» To do: Set down each record exactly as written.

---------- Data to use

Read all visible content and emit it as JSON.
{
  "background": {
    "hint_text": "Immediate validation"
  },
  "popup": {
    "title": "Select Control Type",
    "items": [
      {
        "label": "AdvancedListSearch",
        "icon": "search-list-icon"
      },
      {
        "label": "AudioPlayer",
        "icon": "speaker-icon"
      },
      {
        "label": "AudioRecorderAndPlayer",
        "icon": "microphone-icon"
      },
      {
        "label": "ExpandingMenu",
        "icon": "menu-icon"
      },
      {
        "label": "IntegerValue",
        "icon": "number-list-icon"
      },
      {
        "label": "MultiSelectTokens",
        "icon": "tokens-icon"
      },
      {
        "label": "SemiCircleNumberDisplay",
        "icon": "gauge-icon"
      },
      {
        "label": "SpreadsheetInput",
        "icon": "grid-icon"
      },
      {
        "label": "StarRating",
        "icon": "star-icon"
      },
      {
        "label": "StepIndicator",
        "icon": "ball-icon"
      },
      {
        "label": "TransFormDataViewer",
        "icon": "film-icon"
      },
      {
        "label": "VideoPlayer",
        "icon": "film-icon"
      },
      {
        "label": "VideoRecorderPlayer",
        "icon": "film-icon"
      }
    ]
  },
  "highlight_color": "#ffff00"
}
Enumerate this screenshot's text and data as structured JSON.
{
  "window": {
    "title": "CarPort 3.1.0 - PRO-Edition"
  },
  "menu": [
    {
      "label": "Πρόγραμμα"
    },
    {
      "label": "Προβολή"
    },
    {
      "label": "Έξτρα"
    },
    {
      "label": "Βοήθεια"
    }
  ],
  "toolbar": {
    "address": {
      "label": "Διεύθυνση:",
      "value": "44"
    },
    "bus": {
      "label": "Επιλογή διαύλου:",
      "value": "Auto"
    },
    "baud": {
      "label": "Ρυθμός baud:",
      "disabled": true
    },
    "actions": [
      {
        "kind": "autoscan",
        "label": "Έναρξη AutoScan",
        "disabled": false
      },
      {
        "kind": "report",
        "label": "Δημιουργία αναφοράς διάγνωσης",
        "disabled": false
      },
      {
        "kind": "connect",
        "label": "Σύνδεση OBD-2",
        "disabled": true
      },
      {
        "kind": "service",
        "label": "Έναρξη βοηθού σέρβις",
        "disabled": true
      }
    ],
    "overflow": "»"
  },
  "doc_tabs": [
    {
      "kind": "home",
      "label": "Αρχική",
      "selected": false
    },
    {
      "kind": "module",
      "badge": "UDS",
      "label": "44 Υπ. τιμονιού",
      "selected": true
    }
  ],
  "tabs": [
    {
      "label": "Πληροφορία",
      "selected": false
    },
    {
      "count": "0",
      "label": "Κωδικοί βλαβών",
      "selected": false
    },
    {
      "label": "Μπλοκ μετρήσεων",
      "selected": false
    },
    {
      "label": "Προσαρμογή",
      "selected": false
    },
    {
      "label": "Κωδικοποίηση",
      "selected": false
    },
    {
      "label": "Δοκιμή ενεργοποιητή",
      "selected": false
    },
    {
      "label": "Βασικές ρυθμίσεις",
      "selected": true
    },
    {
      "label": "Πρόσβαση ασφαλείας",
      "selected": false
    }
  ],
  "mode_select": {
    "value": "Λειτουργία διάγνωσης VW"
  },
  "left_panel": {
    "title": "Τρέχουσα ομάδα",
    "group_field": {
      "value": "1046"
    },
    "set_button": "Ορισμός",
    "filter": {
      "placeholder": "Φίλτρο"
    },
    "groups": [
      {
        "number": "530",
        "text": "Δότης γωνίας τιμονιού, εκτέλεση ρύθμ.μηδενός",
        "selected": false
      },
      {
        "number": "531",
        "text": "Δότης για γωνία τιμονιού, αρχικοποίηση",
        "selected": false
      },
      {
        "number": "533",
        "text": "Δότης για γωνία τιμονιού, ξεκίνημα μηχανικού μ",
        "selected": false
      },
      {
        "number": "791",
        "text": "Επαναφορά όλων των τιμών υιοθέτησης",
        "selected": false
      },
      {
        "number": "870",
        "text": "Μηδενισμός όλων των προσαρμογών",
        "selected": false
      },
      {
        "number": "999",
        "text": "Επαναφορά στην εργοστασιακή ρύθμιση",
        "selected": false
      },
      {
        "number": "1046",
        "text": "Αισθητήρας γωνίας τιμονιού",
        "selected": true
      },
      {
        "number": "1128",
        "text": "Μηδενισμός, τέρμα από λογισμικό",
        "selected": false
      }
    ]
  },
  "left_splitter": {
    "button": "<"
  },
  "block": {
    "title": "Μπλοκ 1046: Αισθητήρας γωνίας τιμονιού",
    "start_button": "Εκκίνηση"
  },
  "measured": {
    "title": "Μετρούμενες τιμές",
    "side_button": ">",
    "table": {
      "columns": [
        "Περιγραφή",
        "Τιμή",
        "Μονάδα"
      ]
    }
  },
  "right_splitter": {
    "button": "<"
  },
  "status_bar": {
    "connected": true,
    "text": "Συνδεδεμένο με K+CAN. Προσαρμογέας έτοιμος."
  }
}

--------------------

» Full answer:
Read all visible content and emit it as JSON.
{
  "background": {
    "hint_text": "Immediate validation"
  },
  "popup": {
    "title": "Select Control Type",
    "items": [
      {
        "label": "AdvancedListSearch",
        "icon": "search-list-icon"
      },
      {
        "label": "AudioPlayer",
        "icon": "speaker-icon"
      },
      {
        "label": "AudioRecorderAndPlayer",
        "icon": "microphone-icon"
      },
      {
        "label": "ExpandingMenu",
        "icon": "menu-icon"
      },
      {
        "label": "IntegerValue",
        "icon": "number-list-icon"
      },
      {
        "label": "MultiSelectTokens",
        "icon": "tokens-icon"
      },
      {
        "label": "SemiCircleNumberDisplay",
        "icon": "gauge-icon"
      },
      {
        "label": "SpreadsheetInput",
        "icon": "grid-icon"
      },
      {
        "label": "StarRating",
        "icon": "star-icon"
      },
      {
        "label": "StepIndicator",
        "icon": "ball-icon"
      },
      {
        "label": "TransFormDataViewer",
        "icon": "film-icon"
      },
      {
        "label": "VideoPlayer",
        "icon": "film-icon"
      },
      {
        "label": "VideoRecorderPlayer",
        "icon": "film-icon"
      }
    ]
  },
  "highlight_color": "#ffff00"
}
Enumerate this screenshot's text and data as structured JSON.
{
  "window": {
    "title": "CarPort 3.1.0 - PRO-Edition"
  },
  "menu": [
    {
      "label": "Πρόγραμμα"
    },
    {
      "label": "Προβολή"
    },
    {
      "label": "Έξτρα"
    },
    {
      "label": "Βοήθεια"
    }
  ],
  "toolbar": {
    "address": {
      "label": "Διεύθυνση:",
      "value": "44"
    },
    "bus": {
      "label": "Επιλογή διαύλου:",
      "value": "Auto"
    },
    "baud": {
      "label": "Ρυθμός baud:",
      "disabled": true
    },
    "actions": [
      {
        "kind": "autoscan",
        "label": "Έναρξη AutoScan",
        "disabled": false
      },
      {
        "kind": "report",
        "label": "Δημιουργία αναφοράς διάγνωσης",
        "disabled": false
      },
      {
        "kind": "connect",
        "label": "Σύνδεση OBD-2",
        "disabled": true
      },
      {
        "kind": "service",
        "label": "Έναρξη βοηθού σέρβις",
        "disabled": true
      }
    ],
    "overflow": "»"
  },
  "doc_tabs": [
    {
      "kind": "home",
      "label": "Αρχική",
      "selected": false
    },
    {
      "kind": "module",
      "badge": "UDS",
      "label": "44 Υπ. τιμονιού",
      "selected": true
    }
  ],
  "tabs": [
    {
      "label": "Πληροφορία",
      "selected": false
    },
    {
      "count": "0",
      "label": "Κωδικοί βλαβών",
      "selected": false
    },
    {
      "label": "Μπλοκ μετρήσεων",
      "selected": false
    },
    {
      "label": "Προσαρμογή",
      "selected": false
    },
    {
      "label": "Κωδικοποίηση",
      "selected": false
    },
    {
      "label": "Δοκιμή ενεργοποιητή",
      "selected": false
    },
    {
      "label": "Βασικές ρυθμίσεις",
      "selected": true
    },
    {
      "label": "Πρόσβαση ασφαλείας",
      "selected": false
    }
  ],
  "mode_select": {
    "value": "Λειτουργία διάγνωσης VW"
  },
  "left_panel": {
    "title": "Τρέχουσα ομάδα",
    "group_field": {
      "value": "1046"
    },
    "set_button": "Ορισμός",
    "filter": {
      "placeholder": "Φίλτρο"
    },
    "groups": [
      {
        "number": "530",
        "text": "Δότης γωνίας τιμονιού, εκτέλεση ρύθμ.μηδενός",
        "selected": false
      },
      {
        "number": "531",
        "text": "Δότης για γωνία τιμονιού, αρχικοποίηση",
        "selected": false
      },
      {
        "number": "533",
        "text": "Δότης για γωνία τιμονιού, ξεκίνημα μηχανικού μ",
        "selected": false
      },
      {
        "number": "791",
        "text": "Επαναφορά όλων των τιμών υιοθέτησης",
        "selected": false
      },
      {
        "number": "870",
        "text": "Μηδενισμός όλων των προσαρμογών",
        "selected": false
      },
      {
        "number": "999",
        "text": "Επαναφορά στην εργοστασιακή ρύθμιση",
        "selected": false
      },
      {
        "number": "1046",
        "text": "Αισθητήρας γωνίας τιμονιού",
        "selected": true
      },
      {
        "number": "1128",
        "text": "Μηδενισμός, τέρμα από λογισμικό",
        "selected": false
      }
    ]
  },
  "left_splitter": {
    "button": "<"
  },
  "block": {
    "title": "Μπλοκ 1046: Αισθητήρας γωνίας τιμονιού",
    "start_button": "Εκκίνηση"
  },
  "measured": {
    "title": "Μετρούμενες τιμές",
    "side_button": ">",
    "table": {
      "columns": [
        "Περιγραφή",
        "Τιμή",
        "Μονάδα"
      ]
    }
  },
  "right_splitter": {
    "button": "<"
  },
  "status_bar": {
    "connected": true,
    "text": "Συνδεδεμένο με K+CAN. Προσαρμογέας έτοιμος."
  }
}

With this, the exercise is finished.